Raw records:
#####
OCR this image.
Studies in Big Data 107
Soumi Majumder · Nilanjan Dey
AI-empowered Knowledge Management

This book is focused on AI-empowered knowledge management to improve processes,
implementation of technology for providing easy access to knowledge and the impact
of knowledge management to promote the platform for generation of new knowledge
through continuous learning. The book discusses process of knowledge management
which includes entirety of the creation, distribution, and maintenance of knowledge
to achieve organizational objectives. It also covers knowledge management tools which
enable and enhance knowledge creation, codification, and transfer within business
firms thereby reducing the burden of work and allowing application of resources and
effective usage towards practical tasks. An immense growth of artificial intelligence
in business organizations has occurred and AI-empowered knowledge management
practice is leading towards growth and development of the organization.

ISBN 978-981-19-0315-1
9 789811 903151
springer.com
#####
Pull every line containing "growth" from the data.

# RESPONSE TO THE EXERCISE:
effective usage towards practical tasks. An immense growth of artificial intelligence
practice is leading towards growth and development of the organization.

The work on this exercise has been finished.